* **To be done**
In your copy, include every line of the listing below exactly but none of the pictures.
+++
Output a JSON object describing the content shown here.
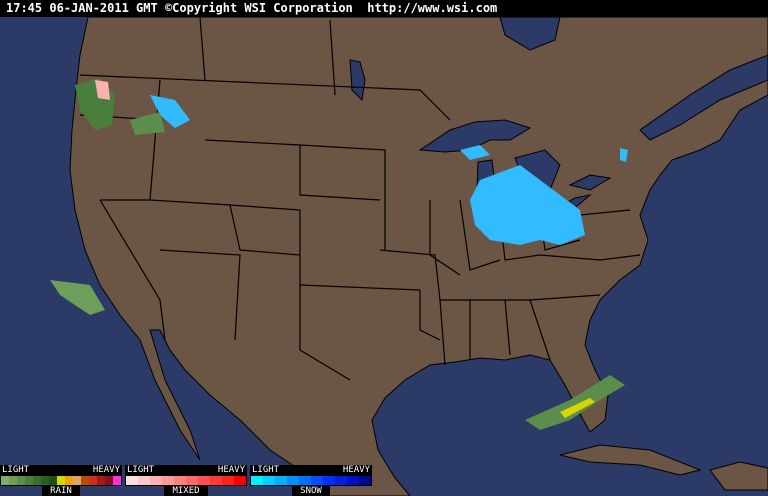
{
  "header": {
    "text": "17:45 06-JAN-2011 GMT ©Copyright WSI Corporation  http://www.wsi.com"
  },
  "colors": {
    "ocean": "#2b3a66",
    "land": "#6b5545",
    "borders": "#000000"
  },
  "legend": [
    {
      "name": "RAIN",
      "light": "LIGHT",
      "heavy": "HEAVY",
      "colors": [
        "#7fae6a",
        "#6d9e5a",
        "#5b8e4a",
        "#4a7e3c",
        "#3a6e2e",
        "#2c5e22",
        "#1f4e18",
        "#d6d600",
        "#f0a000",
        "#e0a070",
        "#b85000",
        "#c83020",
        "#a81818",
        "#881020",
        "#ff30e0"
      ]
    },
    {
      "name": "MIXED",
      "light": "LIGHT",
      "heavy": "HEAVY",
      "colors": [
        "#ffe0e0",
        "#ffc8c8",
        "#ffb0b0",
        "#ff9898",
        "#ff8080",
        "#ff6868",
        "#ff5050",
        "#ff3838",
        "#ff2020",
        "#ff0000"
      ]
    },
    {
      "name": "SNOW",
      "light": "LIGHT",
      "heavy": "HEAVY",
      "colors": [
        "#00f0ff",
        "#00d0ff",
        "#00b0ff",
        "#0090ff",
        "#0070ff",
        "#0050ff",
        "#0030ff",
        "#0020e0",
        "#0010c0",
        "#000890"
      ]
    }
  ]
}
+++
* **Task response**
Output a JSON object describing the content shown here.
{
  "header": {
    "text": "17:45 06-JAN-2011 GMT ©Copyright WSI Corporation  http://www.wsi.com"
  },
  "colors": {
    "ocean": "#2b3a66",
    "land": "#6b5545",
    "borders": "#000000"
  },
  "legend": [
    {
      "name": "RAIN",
      "light": "LIGHT",
      "heavy": "HEAVY",
      "colors": [
        "#7fae6a",
        "#6d9e5a",
        "#5b8e4a",
        "#4a7e3c",
        "#3a6e2e",
        "#2c5e22",
        "#1f4e18",
        "#d6d600",
        "#f0a000",
        "#e0a070",
        "#b85000",
        "#c83020",
        "#a81818",
        "#881020",
        "#ff30e0"
      ]
    },
    {
      "name": "MIXED",
      "light": "LIGHT",
      "heavy": "HEAVY",
      "colors": [
        "#ffe0e0",
        "#ffc8c8",
        "#ffb0b0",
        "#ff9898",
        "#ff8080",
        "#ff6868",
        "#ff5050",
        "#ff3838",
        "#ff2020",
        "#ff0000"
      ]
    },
    {
      "name": "SNOW",
      "light": "LIGHT",
      "heavy": "HEAVY",
      "colors": [
        "#00f0ff",
        "#00d0ff",
        "#00b0ff",
        "#0090ff",
        "#0070ff",
        "#0050ff",
        "#0030ff",
        "#0020e0",
        "#0010c0",
        "#000890"
      ]
    }
  ]
}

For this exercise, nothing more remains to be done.